— Start —

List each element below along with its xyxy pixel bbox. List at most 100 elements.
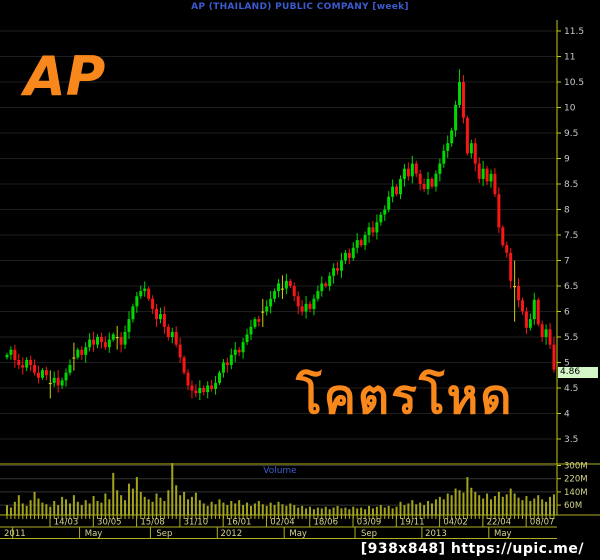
candle-body <box>143 288 147 292</box>
volume-bar <box>517 497 520 515</box>
period-label: 2012 <box>220 529 242 539</box>
date-label: 14/03 <box>54 518 79 528</box>
candle-body <box>367 227 371 235</box>
candle-body <box>383 209 387 215</box>
volume-bar <box>490 499 493 515</box>
volume-bar <box>545 501 548 515</box>
candle-body <box>339 260 343 271</box>
candles <box>5 69 556 401</box>
price-tick-label: 9.5 <box>564 129 578 139</box>
candle-body <box>217 372 221 383</box>
candle-body <box>269 298 273 307</box>
volume-bar <box>171 463 174 515</box>
volume-bar <box>108 499 111 515</box>
price-tick-label: 6 <box>564 308 570 318</box>
candle-body <box>375 222 379 233</box>
volume-bar <box>497 491 500 515</box>
volume-bar <box>442 499 445 515</box>
candle-body <box>29 359 33 366</box>
volume-bar <box>127 483 130 515</box>
candle-body <box>194 390 198 394</box>
date-label: 31/10 <box>184 518 209 528</box>
volume-bar <box>53 500 56 515</box>
candle-body <box>292 286 296 297</box>
volume-bar <box>316 507 319 515</box>
candle-body <box>454 104 458 131</box>
candle-body <box>332 268 336 276</box>
volume-bar <box>277 501 280 515</box>
candle-body <box>355 240 359 248</box>
volume-bar <box>509 488 512 515</box>
volume-bar <box>147 499 150 515</box>
candle-body <box>257 319 261 322</box>
candle-body <box>284 280 288 289</box>
candle-body <box>312 298 316 309</box>
candle-body <box>36 372 40 378</box>
volume-bar <box>364 509 367 515</box>
volume-bar <box>253 503 256 515</box>
date-label: 16/01 <box>227 518 252 528</box>
volume-tick-label: 140M <box>564 488 588 498</box>
candle-body <box>80 349 84 355</box>
volume-bar <box>139 491 142 515</box>
volume-bar <box>552 494 555 515</box>
candle-body <box>324 283 328 286</box>
candle-body <box>316 291 320 299</box>
candle-body <box>497 194 501 228</box>
price-tick-label: 4.5 <box>564 384 578 394</box>
image-host-watermark: [938x848] https://upic.me/ <box>360 541 584 557</box>
candle-body <box>60 380 64 386</box>
volume-bar <box>84 500 87 515</box>
volume-bar <box>466 477 469 515</box>
volume-bar <box>430 503 433 515</box>
volume-bar <box>332 507 335 515</box>
volume-bar <box>308 506 311 515</box>
volume-bar <box>167 490 170 515</box>
volume-bar <box>360 507 363 515</box>
candle-body <box>320 283 324 292</box>
volume-bar <box>324 506 327 515</box>
candle-body <box>273 291 277 299</box>
candle-body <box>68 365 72 373</box>
volume-bar <box>226 505 229 515</box>
volume-bar <box>202 503 205 515</box>
symbol-watermark: AP <box>24 45 106 108</box>
candle-body <box>387 196 391 210</box>
price-tick-label: 11.5 <box>564 27 584 37</box>
candle-body <box>72 357 76 359</box>
volume-bar <box>100 502 103 515</box>
candle-body <box>450 130 454 144</box>
volume-bar <box>328 509 331 515</box>
candle-body <box>465 117 469 154</box>
volume-bar <box>486 493 489 515</box>
candle-body <box>44 370 48 376</box>
candle-body <box>391 186 395 197</box>
candle-body <box>253 319 257 327</box>
candle-body <box>92 339 96 345</box>
candle-body <box>202 388 206 393</box>
volume-bar <box>454 488 457 515</box>
candle-body <box>233 349 237 355</box>
volume-bar <box>352 506 355 515</box>
volume-bar <box>450 495 453 515</box>
volume-bar <box>159 497 162 515</box>
volume-bar <box>112 472 115 515</box>
date-label: 22/04 <box>487 518 512 528</box>
volume-bar <box>411 500 414 515</box>
date-label: 03/09 <box>357 518 382 528</box>
price-axis: 11.5 11 10.5 10 9.5 9 8.5 8 7.5 7 6.5 6 5.5 5 4.5 4 3.5 <box>556 20 584 515</box>
candle-body <box>127 319 131 332</box>
candle-body <box>182 357 186 373</box>
candle-body <box>414 163 418 174</box>
volume-bar <box>257 500 260 515</box>
volume-bar <box>470 487 473 515</box>
period-label: May <box>85 529 103 539</box>
candle-body <box>347 252 351 258</box>
price-tick-label: 7 <box>564 257 570 267</box>
candle-body <box>151 298 155 309</box>
price-tick-label: 7.5 <box>564 231 578 241</box>
candle-body <box>221 362 225 373</box>
candle-body <box>300 306 304 312</box>
volume-bar <box>41 502 44 515</box>
candle-body <box>64 372 68 381</box>
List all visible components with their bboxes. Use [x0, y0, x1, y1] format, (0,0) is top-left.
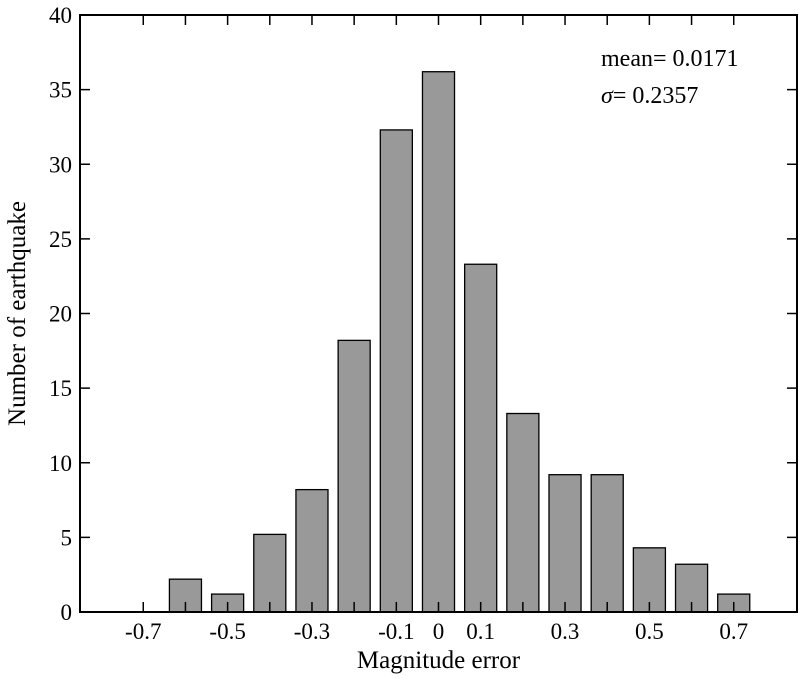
x-tick-label: 0.5 [635, 619, 664, 644]
bar [337, 339, 371, 613]
y-tick-label: 15 [49, 376, 72, 401]
sigma-symbol: σ [601, 83, 614, 109]
x-tick-label: -0.3 [294, 619, 330, 644]
x-tick-label: -0.1 [378, 619, 414, 644]
y-tick-label: 5 [61, 525, 73, 550]
y-tick-label: 20 [49, 302, 72, 327]
y-tick-label: 0 [61, 600, 73, 625]
y-tick-labels: 0 5 10 15 20 25 30 35 40 [49, 3, 72, 625]
x-axis-title: Magnitude error [357, 647, 521, 674]
bar [590, 474, 624, 613]
y-tick-label: 35 [49, 78, 72, 103]
bar [463, 263, 498, 613]
mean-annotation: mean= 0.0171 [601, 46, 739, 72]
plot-frame [79, 14, 798, 613]
y-tick-label: 30 [49, 152, 72, 177]
sigma-value: = 0.2357 [613, 83, 699, 109]
x-tick-label: -0.5 [209, 619, 245, 644]
x-tick-label: 0.1 [466, 619, 495, 644]
bars-group [168, 71, 751, 613]
y-tick-label: 40 [49, 3, 72, 28]
y-tick-label: 10 [49, 451, 72, 476]
y-tick-label: 25 [49, 227, 72, 252]
bar [632, 547, 667, 613]
x-tick-label: 0 [433, 619, 445, 644]
x-tick-label: 0.7 [719, 619, 748, 644]
y-axis-title: Number of earthquake [4, 201, 31, 426]
bar [295, 488, 329, 613]
x-tick-label: 0.3 [551, 619, 580, 644]
bar [548, 474, 582, 613]
bar [421, 71, 456, 613]
x-tick-label: -0.7 [125, 619, 161, 644]
sigma-annotation: σ= 0.2357 [601, 83, 698, 109]
bar [379, 129, 413, 613]
x-tick-labels: -0.7 -0.5 -0.3 -0.1 0 0.1 0.3 0.5 0.7 [125, 619, 748, 644]
bar [506, 412, 540, 613]
bar [253, 533, 287, 613]
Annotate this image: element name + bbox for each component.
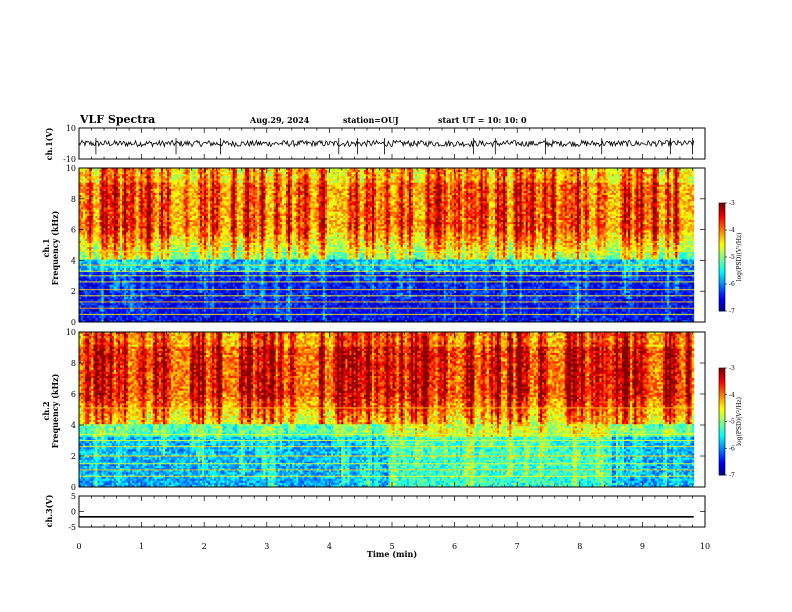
date-label: Aug.29, 2024 [249, 115, 310, 125]
y-tick-label: -10 [63, 155, 76, 164]
y-tick-label: 10 [66, 124, 76, 133]
chart-title: VLF Spectra [79, 113, 155, 126]
start-time-label: start UT = 10: 10: 0 [438, 115, 527, 125]
station-label: station=OUJ [343, 115, 399, 125]
ch1-waveform-panel: 10 -10 [63, 124, 705, 164]
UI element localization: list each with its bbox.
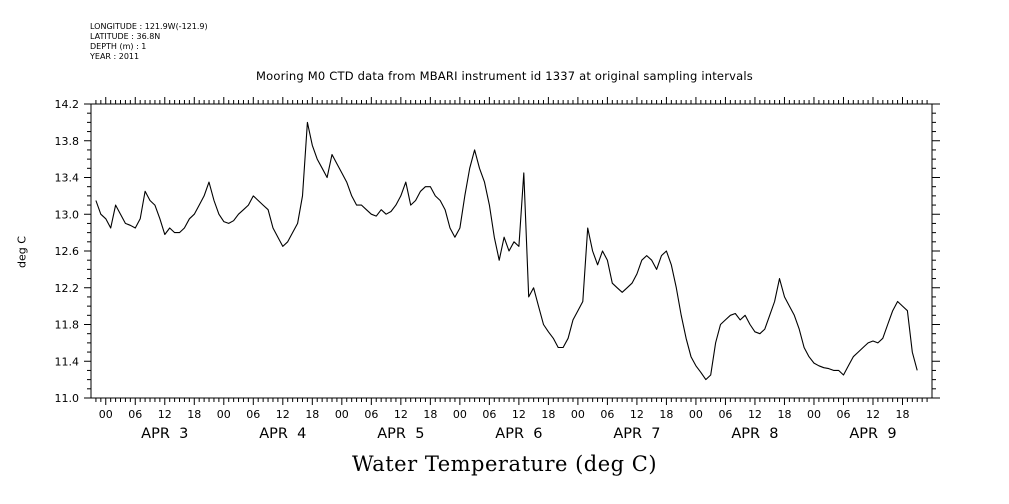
- y-tick-label: 12.2: [55, 282, 80, 295]
- x-hour-label: 12: [158, 408, 172, 421]
- x-hour-label: 00: [453, 408, 467, 421]
- chart-title: Mooring M0 CTD data from MBARI instrumen…: [256, 69, 753, 83]
- x-hour-label: 18: [895, 408, 909, 421]
- x-day-label: APR 3: [141, 426, 188, 442]
- x-hour-label: 00: [807, 408, 821, 421]
- x-hour-label: 06: [246, 408, 260, 421]
- x-hour-label: 18: [423, 408, 437, 421]
- temperature-line: [95, 121, 918, 381]
- x-day-label: APR 6: [495, 426, 542, 442]
- x-day-label: APR 8: [731, 426, 778, 442]
- x-hour-label: 00: [689, 408, 703, 421]
- x-hour-label: 12: [394, 408, 408, 421]
- x-day-label: APR 7: [613, 426, 660, 442]
- x-hour-label: 06: [836, 408, 850, 421]
- x-hour-label: 06: [718, 408, 732, 421]
- x-hour-label: 06: [482, 408, 496, 421]
- x-axis-title: Water Temperature (deg C): [351, 452, 658, 476]
- metadata-block: LONGITUDE : 121.9W(-121.9) LATITUDE : 36…: [90, 22, 208, 62]
- x-hour-label: 06: [364, 408, 378, 421]
- x-day-label: APR 9: [849, 426, 896, 442]
- x-hour-label: 12: [748, 408, 762, 421]
- x-hour-label: 00: [217, 408, 231, 421]
- y-tick-label: 14.2: [55, 98, 80, 111]
- y-tick-label: 12.6: [55, 245, 80, 258]
- y-tick-label: 13.0: [55, 208, 80, 221]
- y-tick-label: 13.4: [55, 172, 80, 185]
- x-hour-label: 12: [512, 408, 526, 421]
- depth-text: DEPTH (m) : 1: [90, 42, 147, 51]
- x-hour-label: 18: [305, 408, 319, 421]
- y-tick-label: 11.4: [55, 355, 80, 368]
- x-hour-label: 00: [99, 408, 113, 421]
- x-hour-label: 18: [659, 408, 673, 421]
- x-hour-label: 12: [276, 408, 290, 421]
- x-hour-label: 00: [335, 408, 349, 421]
- x-hour-label: 12: [866, 408, 880, 421]
- plot-frame: [90, 103, 933, 399]
- y-tick-label: 11.8: [55, 319, 80, 332]
- year-text: YEAR : 2011: [90, 52, 140, 61]
- y-tick-label: 13.8: [55, 135, 80, 148]
- x-hour-label: 12: [630, 408, 644, 421]
- y-tick-label: 11.0: [55, 392, 80, 405]
- latitude-text: LATITUDE : 36.8N: [90, 32, 161, 41]
- x-hour-label: 06: [600, 408, 614, 421]
- x-hour-label: 18: [187, 408, 201, 421]
- x-hour-label: 00: [571, 408, 585, 421]
- x-day-label: APR 4: [259, 426, 306, 442]
- x-hour-label: 18: [541, 408, 555, 421]
- x-hour-label: 06: [128, 408, 142, 421]
- x-day-label: APR 5: [377, 426, 424, 442]
- x-hour-label: 18: [777, 408, 791, 421]
- longitude-text: LONGITUDE : 121.9W(-121.9): [90, 22, 208, 31]
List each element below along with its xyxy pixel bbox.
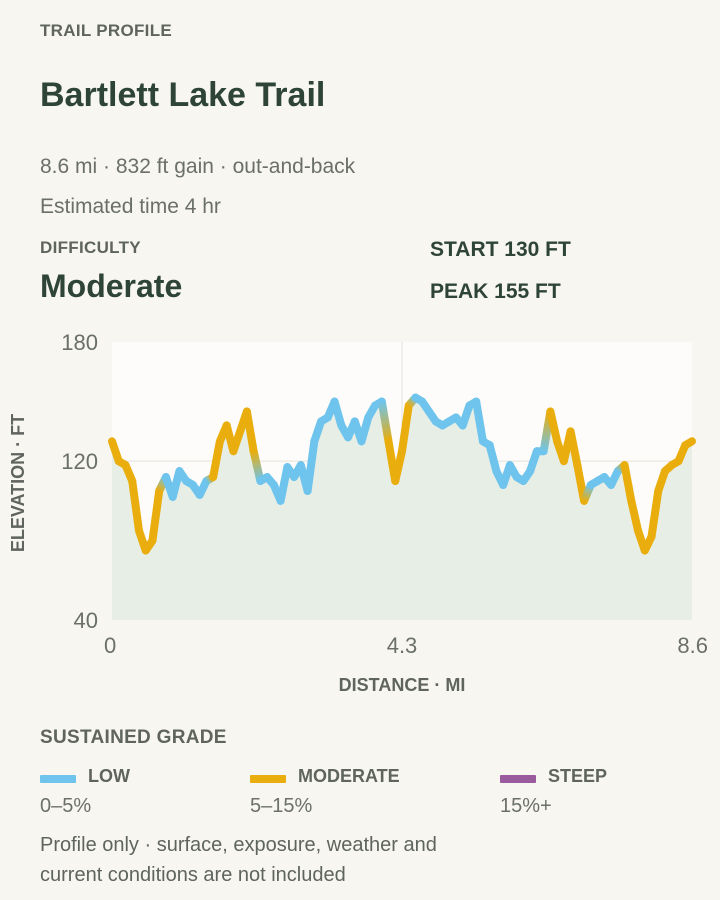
trail-name: Bartlett Lake Trail: [40, 76, 326, 114]
difficulty-value: Moderate: [40, 268, 183, 304]
legend-swatch-low: [40, 775, 76, 783]
elevation-segment: [546, 407, 562, 446]
y-tick-label: 120: [61, 449, 98, 474]
start-elevation: START 130 FT: [430, 238, 571, 261]
legend-label: SUSTAINED GRADE: [40, 727, 227, 748]
elevation-segment: [242, 407, 258, 456]
elevation-segment: [330, 397, 346, 430]
elevation-segment: [647, 486, 663, 541]
estimated-time: Estimated time 4 hr: [40, 195, 221, 218]
x-tick-label: 8.6: [677, 633, 708, 658]
x-tick-label: 0: [104, 633, 116, 658]
elevation-segment: [209, 437, 224, 482]
legend-range-low: 0–5%: [40, 795, 92, 817]
elevation-segment: [566, 427, 582, 470]
footnote: Profile only · surface, exposure, weathe…: [40, 834, 437, 886]
elevation-segment: [620, 461, 636, 505]
legend-range-moderate: 5–15%: [250, 795, 313, 817]
section-label: TRAIL PROFILE: [40, 21, 173, 40]
legend-range-steep: 15%+: [500, 795, 552, 817]
x-axis-label: DISTANCE · MI: [339, 675, 466, 695]
y-tick-label: 40: [74, 608, 98, 633]
elevation-segment: [249, 447, 265, 485]
elevation-segment: [627, 496, 643, 535]
axis-ticks: 180 120 400 4.3 8.6: [61, 330, 708, 658]
legend-name-moderate: MODERATE: [298, 766, 400, 786]
elevation-segment: [128, 477, 143, 535]
elevation-chart: 180 120 400 4.3 8.6 DISTANCE · MI ELEVATION …: [8, 330, 708, 695]
x-tick-label: 4.3: [387, 633, 418, 658]
legend-name-low: LOW: [88, 766, 130, 786]
elevation-segment: [148, 486, 164, 545]
elevation-segment: [357, 413, 373, 446]
elevation-segment: [472, 397, 487, 446]
elevation-segment: [391, 447, 406, 485]
elevation-line: [108, 393, 696, 555]
elevation-segment: [398, 401, 413, 456]
legend-swatch-steep: [500, 775, 536, 783]
elevation-segment: [377, 397, 393, 446]
elevation-segment: [485, 441, 501, 476]
y-tick-label: 180: [61, 330, 98, 355]
elevation-segment: [303, 437, 319, 495]
legend-swatch-moderate: [250, 775, 286, 783]
peak-elevation: PEAK 155 FT: [430, 280, 561, 303]
trail-stats: 8.6 mi · 832 ft gain · out-and-back: [40, 155, 356, 178]
legend-name-steep: STEEP: [548, 766, 608, 786]
elevation-segment: [276, 463, 292, 505]
difficulty-label: DIFFICULTY: [40, 238, 141, 257]
elevation-segment: [681, 437, 696, 450]
y-axis-label: ELEVATION · FT: [8, 414, 28, 552]
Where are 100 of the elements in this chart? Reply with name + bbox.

— End —

◆ **OBJECTIVE**: Turn the lines above, from the line with "candle-body <box>143 288 147 292</box>" to the line with "volume-bar <box>490 499 493 515</box>", both included, into a JSON list of strings with one string per line.

◆ **SOLUTION TO THE PROBLEM**:
[
  "candle-body <box>143 288 147 292</box>",
  "volume-bar <box>517 497 520 515</box>",
  "period-label: 2012 <box>220 529 242 539</box>",
  "date-label: 14/03 <box>54 518 79 528</box>",
  "candle-body <box>367 227 371 235</box>",
  "candle-body <box>383 209 387 215</box>",
  "volume-bar <box>490 499 493 515</box>"
]